(Stored records)
▬▬▬

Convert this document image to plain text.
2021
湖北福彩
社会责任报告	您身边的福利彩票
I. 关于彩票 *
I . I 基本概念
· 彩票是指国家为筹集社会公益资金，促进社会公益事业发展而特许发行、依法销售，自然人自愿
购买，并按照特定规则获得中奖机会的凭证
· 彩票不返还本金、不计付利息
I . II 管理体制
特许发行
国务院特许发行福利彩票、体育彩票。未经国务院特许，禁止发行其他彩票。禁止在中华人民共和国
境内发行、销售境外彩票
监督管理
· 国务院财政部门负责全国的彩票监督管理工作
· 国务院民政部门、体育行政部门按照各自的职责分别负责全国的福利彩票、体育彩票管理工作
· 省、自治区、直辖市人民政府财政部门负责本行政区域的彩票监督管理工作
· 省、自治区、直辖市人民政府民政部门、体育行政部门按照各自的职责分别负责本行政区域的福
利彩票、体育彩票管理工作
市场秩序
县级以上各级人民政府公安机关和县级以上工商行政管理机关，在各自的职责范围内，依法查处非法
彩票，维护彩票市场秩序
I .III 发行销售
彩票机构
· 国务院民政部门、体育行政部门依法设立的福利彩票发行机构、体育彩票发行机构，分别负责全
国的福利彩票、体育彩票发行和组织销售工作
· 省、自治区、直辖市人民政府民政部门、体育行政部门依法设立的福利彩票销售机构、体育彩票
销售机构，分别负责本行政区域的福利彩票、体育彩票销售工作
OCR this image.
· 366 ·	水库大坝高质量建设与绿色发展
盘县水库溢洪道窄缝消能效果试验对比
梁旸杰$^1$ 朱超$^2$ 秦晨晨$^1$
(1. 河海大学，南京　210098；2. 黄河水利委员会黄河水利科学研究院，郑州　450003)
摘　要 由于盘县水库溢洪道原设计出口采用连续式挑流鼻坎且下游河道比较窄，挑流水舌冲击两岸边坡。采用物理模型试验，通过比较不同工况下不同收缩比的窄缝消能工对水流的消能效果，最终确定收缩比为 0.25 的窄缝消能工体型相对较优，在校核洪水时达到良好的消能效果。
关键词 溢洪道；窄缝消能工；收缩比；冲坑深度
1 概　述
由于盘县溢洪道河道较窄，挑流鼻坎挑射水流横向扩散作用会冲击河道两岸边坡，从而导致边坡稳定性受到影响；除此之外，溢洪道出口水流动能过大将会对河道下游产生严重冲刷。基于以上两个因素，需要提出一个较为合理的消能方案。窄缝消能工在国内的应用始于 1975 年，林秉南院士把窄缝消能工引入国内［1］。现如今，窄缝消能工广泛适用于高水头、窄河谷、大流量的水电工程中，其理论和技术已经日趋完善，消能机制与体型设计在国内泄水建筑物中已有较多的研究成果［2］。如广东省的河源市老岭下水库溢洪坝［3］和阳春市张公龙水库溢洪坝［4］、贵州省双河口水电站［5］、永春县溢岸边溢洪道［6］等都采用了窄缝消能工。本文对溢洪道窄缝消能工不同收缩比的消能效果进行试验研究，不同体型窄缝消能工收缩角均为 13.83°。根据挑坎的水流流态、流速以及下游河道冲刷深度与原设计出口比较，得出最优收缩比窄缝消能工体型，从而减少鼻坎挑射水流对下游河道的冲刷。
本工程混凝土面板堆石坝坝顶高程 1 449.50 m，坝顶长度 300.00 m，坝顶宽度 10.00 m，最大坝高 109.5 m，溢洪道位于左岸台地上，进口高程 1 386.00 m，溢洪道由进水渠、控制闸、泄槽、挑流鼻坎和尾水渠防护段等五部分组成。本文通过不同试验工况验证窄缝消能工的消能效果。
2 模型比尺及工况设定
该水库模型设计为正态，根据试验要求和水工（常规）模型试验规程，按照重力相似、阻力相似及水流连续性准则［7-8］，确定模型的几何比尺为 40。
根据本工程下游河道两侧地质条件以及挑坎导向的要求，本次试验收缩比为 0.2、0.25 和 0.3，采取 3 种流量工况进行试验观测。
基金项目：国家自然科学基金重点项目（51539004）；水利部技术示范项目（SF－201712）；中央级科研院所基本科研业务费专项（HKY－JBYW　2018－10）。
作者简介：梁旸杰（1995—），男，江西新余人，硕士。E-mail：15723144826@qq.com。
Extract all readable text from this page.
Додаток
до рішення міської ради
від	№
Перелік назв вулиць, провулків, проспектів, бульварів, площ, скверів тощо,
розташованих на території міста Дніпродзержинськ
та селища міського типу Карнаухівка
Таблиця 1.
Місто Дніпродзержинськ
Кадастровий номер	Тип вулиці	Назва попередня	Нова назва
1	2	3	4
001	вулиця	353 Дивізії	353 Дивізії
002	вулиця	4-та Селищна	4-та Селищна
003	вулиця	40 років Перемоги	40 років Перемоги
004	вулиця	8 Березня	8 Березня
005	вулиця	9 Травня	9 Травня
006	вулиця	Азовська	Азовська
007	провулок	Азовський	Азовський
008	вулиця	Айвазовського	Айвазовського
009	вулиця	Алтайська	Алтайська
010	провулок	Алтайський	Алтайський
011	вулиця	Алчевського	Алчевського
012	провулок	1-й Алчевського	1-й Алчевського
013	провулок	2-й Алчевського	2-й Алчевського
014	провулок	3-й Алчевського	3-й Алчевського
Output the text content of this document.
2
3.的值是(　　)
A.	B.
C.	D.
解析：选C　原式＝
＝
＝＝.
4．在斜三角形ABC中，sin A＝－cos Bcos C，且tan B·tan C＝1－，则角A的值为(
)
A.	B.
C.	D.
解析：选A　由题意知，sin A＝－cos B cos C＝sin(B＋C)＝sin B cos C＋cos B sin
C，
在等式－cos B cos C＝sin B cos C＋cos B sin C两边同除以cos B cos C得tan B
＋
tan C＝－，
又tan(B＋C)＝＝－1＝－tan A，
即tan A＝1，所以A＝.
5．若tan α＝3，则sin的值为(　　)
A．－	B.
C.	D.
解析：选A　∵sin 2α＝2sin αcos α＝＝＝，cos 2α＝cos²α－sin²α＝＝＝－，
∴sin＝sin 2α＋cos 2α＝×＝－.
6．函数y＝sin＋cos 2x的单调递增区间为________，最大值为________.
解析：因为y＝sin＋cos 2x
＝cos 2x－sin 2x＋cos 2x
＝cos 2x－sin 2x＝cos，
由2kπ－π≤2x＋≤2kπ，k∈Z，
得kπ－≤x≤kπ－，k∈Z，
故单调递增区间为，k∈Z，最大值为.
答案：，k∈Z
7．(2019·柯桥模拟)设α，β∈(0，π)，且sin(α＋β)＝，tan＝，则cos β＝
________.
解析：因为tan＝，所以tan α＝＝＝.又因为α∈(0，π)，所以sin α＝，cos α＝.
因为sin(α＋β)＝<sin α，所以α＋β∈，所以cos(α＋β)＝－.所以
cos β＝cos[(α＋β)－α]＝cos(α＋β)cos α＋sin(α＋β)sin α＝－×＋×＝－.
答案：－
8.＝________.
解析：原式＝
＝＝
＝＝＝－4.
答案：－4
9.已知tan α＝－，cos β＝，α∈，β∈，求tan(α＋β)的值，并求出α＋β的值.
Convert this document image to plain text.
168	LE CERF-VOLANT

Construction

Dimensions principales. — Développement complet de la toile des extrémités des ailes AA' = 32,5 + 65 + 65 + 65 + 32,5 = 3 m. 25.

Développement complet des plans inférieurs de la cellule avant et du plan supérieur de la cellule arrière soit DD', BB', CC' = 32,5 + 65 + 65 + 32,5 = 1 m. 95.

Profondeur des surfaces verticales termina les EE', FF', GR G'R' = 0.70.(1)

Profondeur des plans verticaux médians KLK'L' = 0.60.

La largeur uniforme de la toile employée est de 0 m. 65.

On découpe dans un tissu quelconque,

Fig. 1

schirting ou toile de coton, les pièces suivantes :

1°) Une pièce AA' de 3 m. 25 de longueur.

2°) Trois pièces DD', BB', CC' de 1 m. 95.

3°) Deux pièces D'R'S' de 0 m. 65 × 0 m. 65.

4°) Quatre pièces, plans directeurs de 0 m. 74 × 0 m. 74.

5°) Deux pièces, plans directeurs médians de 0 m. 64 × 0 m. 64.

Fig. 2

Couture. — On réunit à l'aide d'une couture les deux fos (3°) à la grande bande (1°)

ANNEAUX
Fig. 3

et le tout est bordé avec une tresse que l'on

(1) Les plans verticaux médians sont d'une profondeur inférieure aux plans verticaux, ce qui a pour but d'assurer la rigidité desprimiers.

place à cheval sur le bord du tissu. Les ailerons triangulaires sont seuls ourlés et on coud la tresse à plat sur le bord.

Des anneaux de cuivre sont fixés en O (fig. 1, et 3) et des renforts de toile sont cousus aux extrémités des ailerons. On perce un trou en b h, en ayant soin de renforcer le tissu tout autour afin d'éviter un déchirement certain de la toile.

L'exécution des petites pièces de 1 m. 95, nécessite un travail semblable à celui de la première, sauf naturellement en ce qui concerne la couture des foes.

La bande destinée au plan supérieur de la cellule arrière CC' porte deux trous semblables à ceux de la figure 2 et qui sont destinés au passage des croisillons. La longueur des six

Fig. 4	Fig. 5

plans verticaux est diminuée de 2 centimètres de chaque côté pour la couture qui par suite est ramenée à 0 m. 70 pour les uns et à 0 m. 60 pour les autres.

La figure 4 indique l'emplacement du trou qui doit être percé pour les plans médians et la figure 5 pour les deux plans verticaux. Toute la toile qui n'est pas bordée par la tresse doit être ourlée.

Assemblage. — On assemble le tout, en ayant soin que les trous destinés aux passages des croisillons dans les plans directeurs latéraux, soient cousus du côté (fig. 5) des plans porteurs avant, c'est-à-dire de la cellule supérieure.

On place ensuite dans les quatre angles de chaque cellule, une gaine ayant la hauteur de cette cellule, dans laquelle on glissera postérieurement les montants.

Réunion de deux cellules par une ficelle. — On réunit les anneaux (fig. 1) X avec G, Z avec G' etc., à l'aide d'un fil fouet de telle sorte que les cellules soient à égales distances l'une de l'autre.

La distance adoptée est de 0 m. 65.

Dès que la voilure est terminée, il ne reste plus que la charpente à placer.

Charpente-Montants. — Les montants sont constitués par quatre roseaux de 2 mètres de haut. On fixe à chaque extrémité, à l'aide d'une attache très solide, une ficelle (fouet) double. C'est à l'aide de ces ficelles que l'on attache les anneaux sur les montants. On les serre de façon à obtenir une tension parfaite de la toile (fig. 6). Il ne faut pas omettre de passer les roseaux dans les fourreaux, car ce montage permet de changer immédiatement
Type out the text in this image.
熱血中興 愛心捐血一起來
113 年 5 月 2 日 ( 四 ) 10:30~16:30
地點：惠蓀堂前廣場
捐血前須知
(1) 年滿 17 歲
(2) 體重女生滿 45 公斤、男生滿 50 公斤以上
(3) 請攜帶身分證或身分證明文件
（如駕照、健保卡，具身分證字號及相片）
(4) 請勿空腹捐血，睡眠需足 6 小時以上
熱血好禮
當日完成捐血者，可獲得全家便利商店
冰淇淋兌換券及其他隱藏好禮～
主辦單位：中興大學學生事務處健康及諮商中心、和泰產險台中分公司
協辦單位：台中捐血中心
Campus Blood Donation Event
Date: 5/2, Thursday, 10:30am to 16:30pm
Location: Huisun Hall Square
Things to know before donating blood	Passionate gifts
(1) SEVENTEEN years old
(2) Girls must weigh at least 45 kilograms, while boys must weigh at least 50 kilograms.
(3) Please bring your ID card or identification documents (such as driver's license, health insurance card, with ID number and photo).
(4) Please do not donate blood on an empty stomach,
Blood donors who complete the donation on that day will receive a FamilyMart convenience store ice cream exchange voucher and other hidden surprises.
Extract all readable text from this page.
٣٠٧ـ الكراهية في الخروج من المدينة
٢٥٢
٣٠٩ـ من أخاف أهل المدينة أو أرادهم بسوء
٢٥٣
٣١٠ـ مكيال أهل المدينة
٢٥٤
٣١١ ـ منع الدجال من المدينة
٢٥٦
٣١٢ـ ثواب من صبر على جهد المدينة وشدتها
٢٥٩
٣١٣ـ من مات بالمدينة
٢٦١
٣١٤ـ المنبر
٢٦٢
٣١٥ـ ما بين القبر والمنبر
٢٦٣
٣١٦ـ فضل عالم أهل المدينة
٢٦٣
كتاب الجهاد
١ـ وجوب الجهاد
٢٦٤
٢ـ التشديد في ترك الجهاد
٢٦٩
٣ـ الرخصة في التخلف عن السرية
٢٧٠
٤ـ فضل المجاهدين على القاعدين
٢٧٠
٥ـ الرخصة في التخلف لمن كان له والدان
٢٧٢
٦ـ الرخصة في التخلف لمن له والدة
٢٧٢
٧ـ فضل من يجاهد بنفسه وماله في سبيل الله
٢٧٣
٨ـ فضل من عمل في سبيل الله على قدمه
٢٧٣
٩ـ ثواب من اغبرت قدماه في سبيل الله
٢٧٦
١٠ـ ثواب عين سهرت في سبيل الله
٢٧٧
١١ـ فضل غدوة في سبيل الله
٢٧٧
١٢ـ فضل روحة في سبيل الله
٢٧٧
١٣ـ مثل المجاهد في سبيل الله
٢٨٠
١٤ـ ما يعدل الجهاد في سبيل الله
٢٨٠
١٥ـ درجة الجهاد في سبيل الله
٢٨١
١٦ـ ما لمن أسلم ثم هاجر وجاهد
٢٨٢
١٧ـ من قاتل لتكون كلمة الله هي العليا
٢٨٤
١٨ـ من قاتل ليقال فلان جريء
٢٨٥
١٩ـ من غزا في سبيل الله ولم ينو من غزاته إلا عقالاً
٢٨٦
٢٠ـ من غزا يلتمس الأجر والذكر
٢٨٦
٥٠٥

▬▬▬

-- Task statement --
Where a line contains "ailerons", copy that line.

-- Response to the exercise --
place à cheval sur le bord du tissu. Les ailerons triangulaires sont seuls ourlés et on coud la tresse à plat sur le bord.
Des anneaux de cuivre sont fixés en O (fig. 1, et 3) et des renforts de toile sont cousus aux extrémités des ailerons. On perce un trou en b h, en ayant soin de renforcer le tissu tout autour afin d'éviter un déchirement certain de la toile.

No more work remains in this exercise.